>> Start
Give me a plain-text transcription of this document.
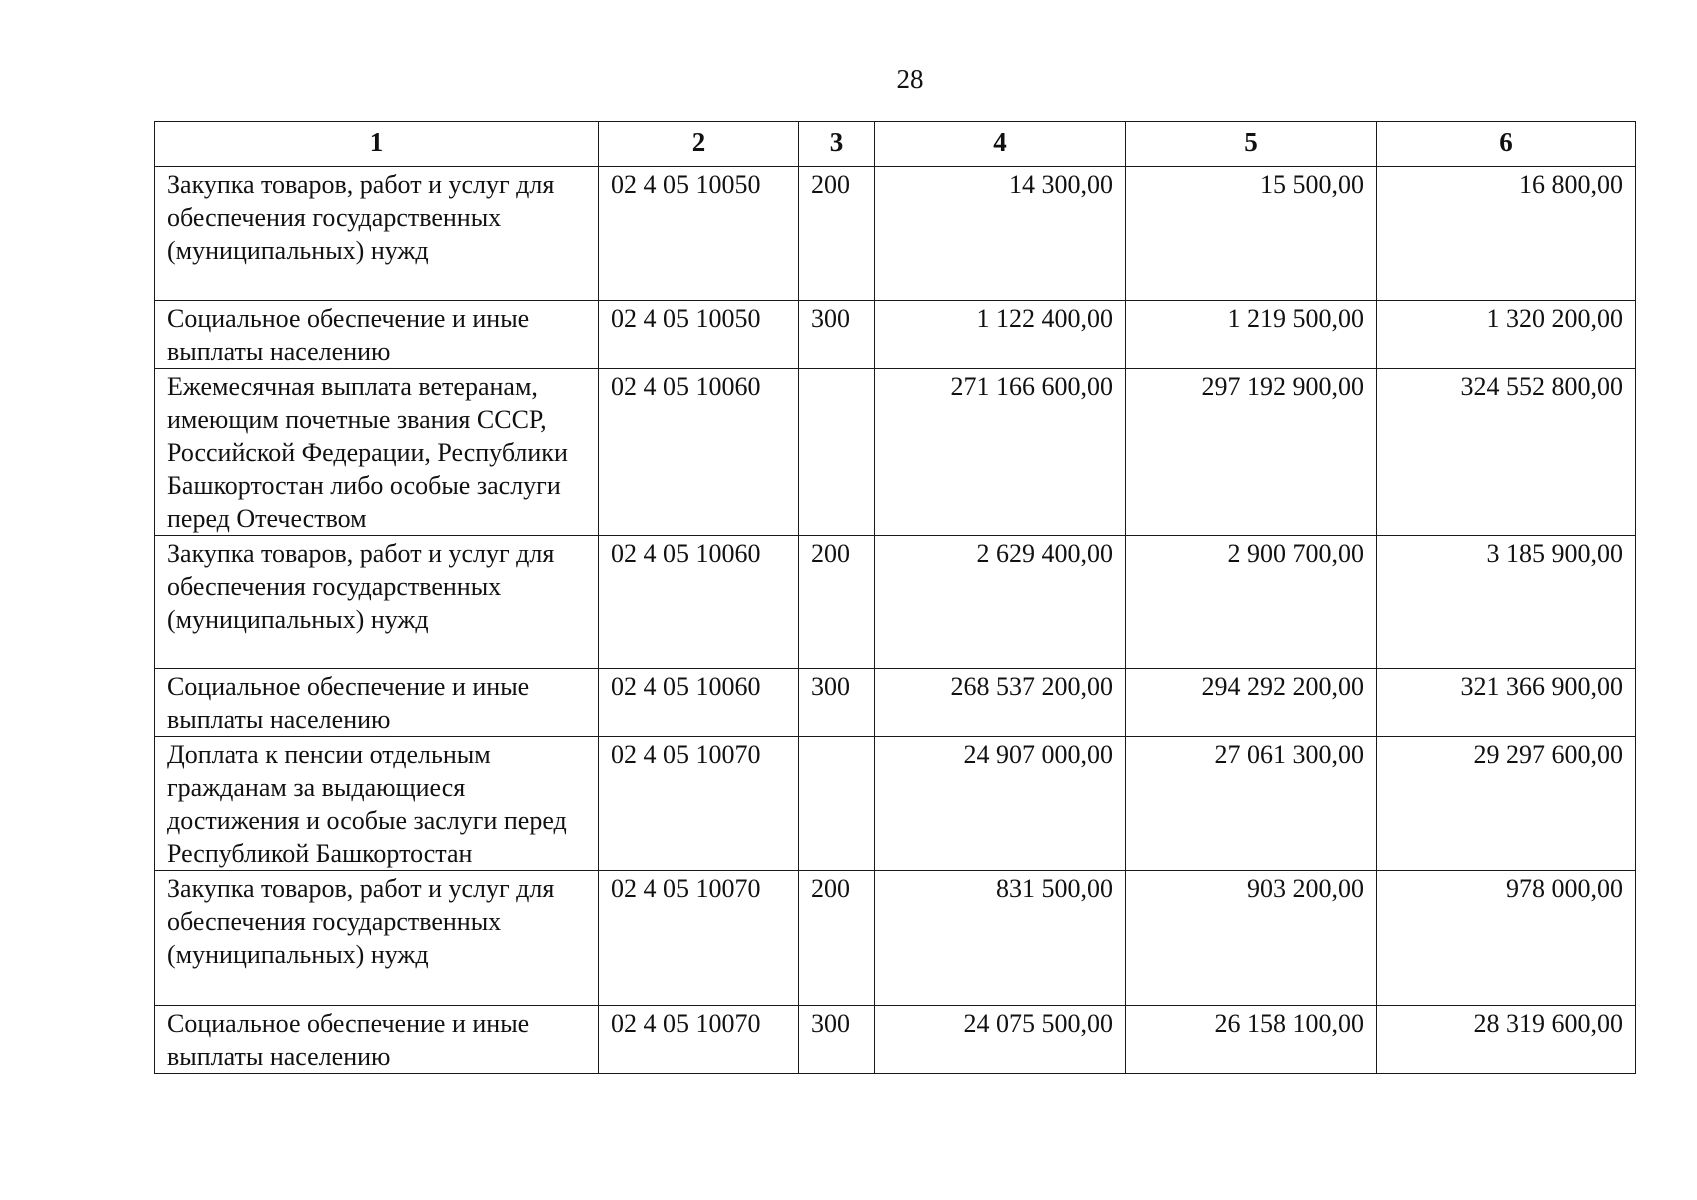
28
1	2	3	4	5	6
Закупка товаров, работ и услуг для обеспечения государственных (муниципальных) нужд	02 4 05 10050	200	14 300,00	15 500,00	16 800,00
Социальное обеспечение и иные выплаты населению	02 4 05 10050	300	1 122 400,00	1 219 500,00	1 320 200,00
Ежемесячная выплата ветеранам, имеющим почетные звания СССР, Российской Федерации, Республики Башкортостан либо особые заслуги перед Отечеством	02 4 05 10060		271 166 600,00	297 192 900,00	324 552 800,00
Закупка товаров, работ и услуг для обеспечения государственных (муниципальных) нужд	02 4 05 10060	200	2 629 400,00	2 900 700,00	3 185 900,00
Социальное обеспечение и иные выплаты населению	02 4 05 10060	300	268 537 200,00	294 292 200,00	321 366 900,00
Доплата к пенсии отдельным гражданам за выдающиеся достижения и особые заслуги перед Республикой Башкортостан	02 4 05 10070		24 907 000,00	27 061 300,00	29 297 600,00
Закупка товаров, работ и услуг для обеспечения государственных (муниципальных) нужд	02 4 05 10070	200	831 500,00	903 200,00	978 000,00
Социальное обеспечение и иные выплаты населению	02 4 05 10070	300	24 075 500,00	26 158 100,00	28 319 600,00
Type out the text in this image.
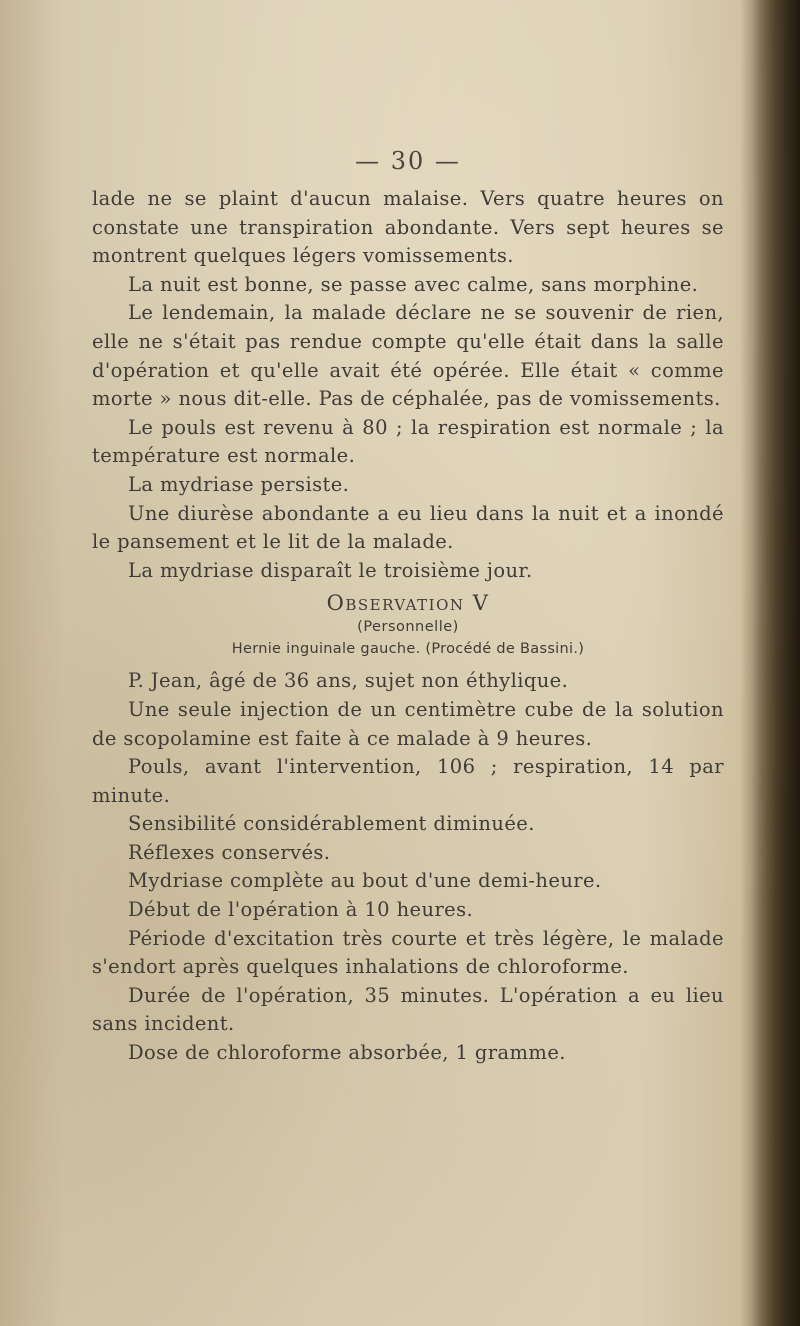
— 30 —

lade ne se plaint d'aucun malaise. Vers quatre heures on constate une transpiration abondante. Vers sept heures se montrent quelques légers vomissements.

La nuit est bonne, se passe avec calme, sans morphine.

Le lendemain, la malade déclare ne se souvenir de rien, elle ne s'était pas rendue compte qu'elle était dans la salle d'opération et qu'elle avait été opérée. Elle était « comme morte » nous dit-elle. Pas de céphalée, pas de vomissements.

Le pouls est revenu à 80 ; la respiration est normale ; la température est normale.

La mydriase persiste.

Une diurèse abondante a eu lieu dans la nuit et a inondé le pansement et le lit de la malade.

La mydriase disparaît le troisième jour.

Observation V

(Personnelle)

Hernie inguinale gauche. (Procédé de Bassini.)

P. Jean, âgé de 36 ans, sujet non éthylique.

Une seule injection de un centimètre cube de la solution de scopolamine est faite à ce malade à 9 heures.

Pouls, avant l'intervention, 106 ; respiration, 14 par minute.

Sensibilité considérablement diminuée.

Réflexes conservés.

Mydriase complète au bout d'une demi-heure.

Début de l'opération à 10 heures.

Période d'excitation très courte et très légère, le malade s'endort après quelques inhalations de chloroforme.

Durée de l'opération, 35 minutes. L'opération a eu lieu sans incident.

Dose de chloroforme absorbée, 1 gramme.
>> End
Exclude the pictures. Write out the remaining data exactly.

Give me a plain-text transcription of this document.
28
1	2	3	4	5	6
Закупка товаров, работ и услуг для обеспечения государственных (муниципальных) нужд	02 4 05 10050	200	14 300,00	15 500,00	16 800,00
Социальное обеспечение и иные выплаты населению	02 4 05 10050	300	1 122 400,00	1 219 500,00	1 320 200,00
Ежемесячная выплата ветеранам, имеющим почетные звания СССР, Российской Федерации, Республики Башкортостан либо особые заслуги перед Отечеством	02 4 05 10060		271 166 600,00	297 192 900,00	324 552 800,00
Закупка товаров, работ и услуг для обеспечения государственных (муниципальных) нужд	02 4 05 10060	200	2 629 400,00	2 900 700,00	3 185 900,00
Социальное обеспечение и иные выплаты населению	02 4 05 10060	300	268 537 200,00	294 292 200,00	321 366 900,00
Доплата к пенсии отдельным гражданам за выдающиеся достижения и особые заслуги перед Республикой Башкортостан	02 4 05 10070		24 907 000,00	27 061 300,00	29 297 600,00
Закупка товаров, работ и услуг для обеспечения государственных (муниципальных) нужд	02 4 05 10070	200	831 500,00	903 200,00	978 000,00
Социальное обеспечение и иные выплаты населению	02 4 05 10070	300	24 075 500,00	26 158 100,00	28 319 600,00
Type out the text in this image.
— 30 —

lade ne se plaint d'aucun malaise. Vers quatre heures on constate une transpiration abondante. Vers sept heures se montrent quelques légers vomissements.

La nuit est bonne, se passe avec calme, sans morphine.

Le lendemain, la malade déclare ne se souvenir de rien, elle ne s'était pas rendue compte qu'elle était dans la salle d'opération et qu'elle avait été opérée. Elle était « comme morte » nous dit-elle. Pas de céphalée, pas de vomissements.

Le pouls est revenu à 80 ; la respiration est normale ; la température est normale.

La mydriase persiste.

Une diurèse abondante a eu lieu dans la nuit et a inondé le pansement et le lit de la malade.

La mydriase disparaît le troisième jour.

Observation V

(Personnelle)

Hernie inguinale gauche. (Procédé de Bassini.)

P. Jean, âgé de 36 ans, sujet non éthylique.

Une seule injection de un centimètre cube de la solution de scopolamine est faite à ce malade à 9 heures.

Pouls, avant l'intervention, 106 ; respiration, 14 par minute.

Sensibilité considérablement diminuée.

Réflexes conservés.

Mydriase complète au bout d'une demi-heure.

Début de l'opération à 10 heures.

Période d'excitation très courte et très légère, le malade s'endort après quelques inhalations de chloroforme.

Durée de l'opération, 35 minutes. L'opération a eu lieu sans incident.

Dose de chloroforme absorbée, 1 gramme.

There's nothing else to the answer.